# Provided passage:
________________
I remember there was some scuttlebutt that BMG Club versions of CDs were mastered poorly and/or somehow sounded worse that commercially-released CDs (if you notice, many had a special stamp on the back cover stating that they were pressed by BMG). Was there any truth to that?
This was the 1992 version of file sharing when I was in college…Everyone signed up for it and I still have a few of the CDs I got from it…
Excited musician: “I just signed a big record deal!”
Friend of musician: “Really?”
Excited musician: “Yeah, 12 albums for a penny, and all I gotta buy is six more!”
When I look at my wall of CDs, about half of which were amassed in the ’80s and ’90s, I probably have Columbia House to thank for a measurable double-digit percentage of them. I became a black belt in Join, Fulfill, Quit, Repeat before there was a web to tell me to do so. And back then, you really could knock out two or three memberships a year; they didn’t restrict you at all.
Also, they don’t mention this little trick above, but the extra-awesome way to Fulfill was to save your two-disc sets for the full-price portion of your membership: they sold for $20-24, yet they counted as two off your membership, which was cheaper than two single discs for $30ish. I picked up a lot of staples, like Neil Young’s Decade or similar double-hits sets, under that plan.
I had it all down to such a science, I was paying an average of $6 a disc, in the days when CDs retailed for about $16-17 and nothing ever went on sale at retail for less than $11.
Re: the devaluing — long before Napster, the record clubs were right up there with used CDs and home taping in the category of hot Billboard debates, with retailers griping near-monthly in Ed Christman’s column about the clubs’ evils.
Regarding the inferior sound quality: I had heard about that and sampled the quality of a few BMG Club discs I owned with copies of the same albums (non BMG Club) that friends owned. The verdict…absolutely no difference.
At one point in the 90’s I simultaneously had a Columbia House membership going and two BMG Club memberships. One of the BMG’s was obviously under a fake name and I’d just make all my payments with a money order (obviously I couldn’t use checks or the credit card that had my real name on them). Then several years ago BMG stopped the Canadian version of their club which really bummed both of us out.
________________
# Data entries:
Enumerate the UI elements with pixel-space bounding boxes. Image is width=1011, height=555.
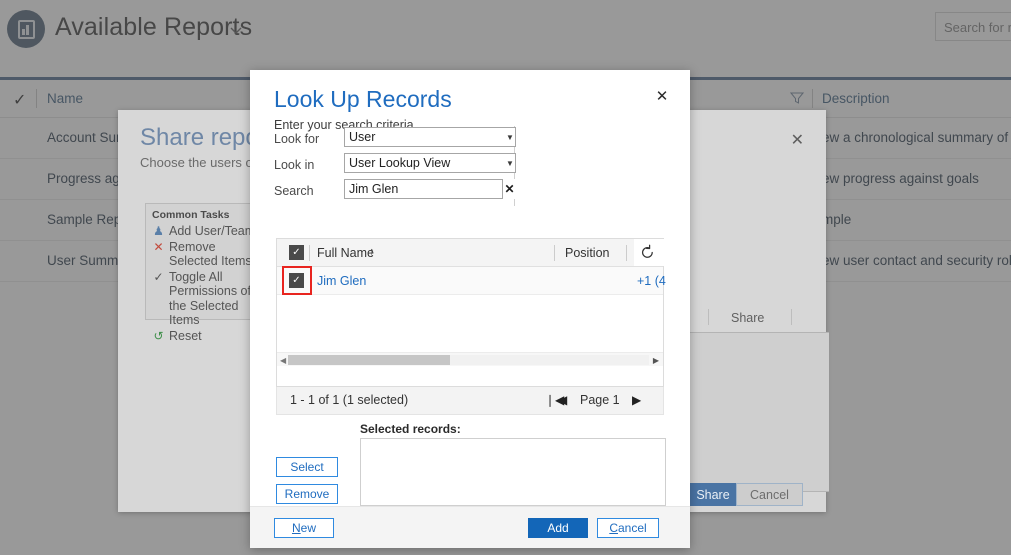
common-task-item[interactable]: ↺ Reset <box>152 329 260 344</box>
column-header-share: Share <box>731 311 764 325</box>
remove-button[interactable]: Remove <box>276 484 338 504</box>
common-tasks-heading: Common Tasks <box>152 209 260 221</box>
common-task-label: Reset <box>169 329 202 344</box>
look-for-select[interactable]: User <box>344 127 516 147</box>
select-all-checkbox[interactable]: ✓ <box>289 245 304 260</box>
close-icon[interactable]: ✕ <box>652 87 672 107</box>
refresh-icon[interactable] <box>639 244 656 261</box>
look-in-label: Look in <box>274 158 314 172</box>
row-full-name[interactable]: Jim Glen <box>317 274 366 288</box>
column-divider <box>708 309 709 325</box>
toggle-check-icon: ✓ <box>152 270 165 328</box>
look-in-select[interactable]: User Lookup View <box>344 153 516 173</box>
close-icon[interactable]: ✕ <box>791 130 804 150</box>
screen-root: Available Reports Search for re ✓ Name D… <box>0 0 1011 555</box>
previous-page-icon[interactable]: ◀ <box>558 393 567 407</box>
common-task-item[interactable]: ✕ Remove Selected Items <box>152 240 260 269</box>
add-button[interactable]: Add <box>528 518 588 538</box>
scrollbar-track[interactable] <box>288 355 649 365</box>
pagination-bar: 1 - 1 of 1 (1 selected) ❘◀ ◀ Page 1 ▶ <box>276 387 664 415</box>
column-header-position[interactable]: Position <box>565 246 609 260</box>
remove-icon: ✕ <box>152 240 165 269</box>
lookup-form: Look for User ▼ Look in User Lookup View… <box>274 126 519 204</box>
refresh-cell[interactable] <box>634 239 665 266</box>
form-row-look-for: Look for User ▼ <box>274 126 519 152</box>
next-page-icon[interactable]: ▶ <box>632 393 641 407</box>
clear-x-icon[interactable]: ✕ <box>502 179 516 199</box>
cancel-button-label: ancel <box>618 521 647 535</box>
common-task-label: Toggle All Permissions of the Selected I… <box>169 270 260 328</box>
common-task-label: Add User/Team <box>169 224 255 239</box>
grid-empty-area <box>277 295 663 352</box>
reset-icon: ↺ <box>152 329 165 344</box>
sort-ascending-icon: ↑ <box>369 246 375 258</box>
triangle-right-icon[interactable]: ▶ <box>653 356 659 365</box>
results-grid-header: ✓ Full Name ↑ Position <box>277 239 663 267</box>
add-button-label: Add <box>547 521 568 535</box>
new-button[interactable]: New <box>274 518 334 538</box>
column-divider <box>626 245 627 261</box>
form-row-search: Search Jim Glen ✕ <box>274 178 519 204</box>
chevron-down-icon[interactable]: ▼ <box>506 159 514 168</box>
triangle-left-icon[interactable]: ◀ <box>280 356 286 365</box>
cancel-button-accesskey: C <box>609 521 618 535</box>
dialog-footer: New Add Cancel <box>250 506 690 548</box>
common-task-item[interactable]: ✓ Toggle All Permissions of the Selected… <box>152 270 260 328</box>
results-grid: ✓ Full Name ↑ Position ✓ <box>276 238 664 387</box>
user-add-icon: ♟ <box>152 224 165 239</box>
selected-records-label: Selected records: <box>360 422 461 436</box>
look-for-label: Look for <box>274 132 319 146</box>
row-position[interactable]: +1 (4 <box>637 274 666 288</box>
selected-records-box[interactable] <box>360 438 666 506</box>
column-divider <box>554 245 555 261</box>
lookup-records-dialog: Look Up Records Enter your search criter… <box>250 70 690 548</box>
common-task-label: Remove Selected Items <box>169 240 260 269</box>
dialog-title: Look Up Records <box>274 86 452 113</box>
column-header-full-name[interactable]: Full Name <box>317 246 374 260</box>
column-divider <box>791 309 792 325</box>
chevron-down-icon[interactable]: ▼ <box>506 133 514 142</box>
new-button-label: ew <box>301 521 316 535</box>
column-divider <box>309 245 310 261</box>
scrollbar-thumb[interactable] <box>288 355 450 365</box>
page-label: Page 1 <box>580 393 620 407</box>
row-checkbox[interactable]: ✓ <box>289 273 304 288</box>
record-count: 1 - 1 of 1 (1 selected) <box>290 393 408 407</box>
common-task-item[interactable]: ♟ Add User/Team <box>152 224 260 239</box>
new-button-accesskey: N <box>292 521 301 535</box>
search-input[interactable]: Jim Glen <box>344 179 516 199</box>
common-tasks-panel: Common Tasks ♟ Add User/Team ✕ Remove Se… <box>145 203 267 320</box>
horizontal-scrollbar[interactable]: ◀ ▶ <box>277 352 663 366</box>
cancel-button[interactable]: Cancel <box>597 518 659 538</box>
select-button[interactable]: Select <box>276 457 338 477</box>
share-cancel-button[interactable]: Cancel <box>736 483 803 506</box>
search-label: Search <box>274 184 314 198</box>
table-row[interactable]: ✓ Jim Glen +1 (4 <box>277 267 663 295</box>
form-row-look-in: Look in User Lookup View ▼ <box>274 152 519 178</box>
________________
# Actions to take:
a - In the record club comments, what was the writer's average cost per disc?
b - Extend the record club comments by writing the next part after their final sentence.
The rows are separate material and are not part of the record club comments.

# Answers in order:
a - About $6 a disc.

b -
Over the years I must have rejoined both clubs (particularly Columbia House) about 12-15 times. These things were the biggest contributor to my CD library getting so large (2000+ now) and I miss the excitement of getting that initial shipment containing a dozen new discs.
I also seem to remember some sort of griping from various artists about the royalties they got from record club sales, no to mention whether or not those sales should count towards an album’s overall sales figures.
I was a little more ethically flexible. I used to sign up under fake names on BMG’s website, get my 12 free, and then change the address. I ended up with 200 some odd CDs before I couldn’t select bill me later as a payment option anymore.
Work indeed — I was with Chris at having worked the system enough to get CDs for $6 apiece. (Only fools pay $17.99, I thought at the time.)
That said, after I got into more of the business end of music and realized what crappy deals club sales were for artists (for example, under most contracts, artists do not get royalties or credit toward recoupable expenses via club sales) I soured a bit on the practice.
But I suppose, in the final analysis, this is a neat capsule in what’s done the industry in — devaluing the physical product PLUS screwing over the artist. Which goes a long way toward explaining why many people have no issues with grabbing all they can via extra-legal means.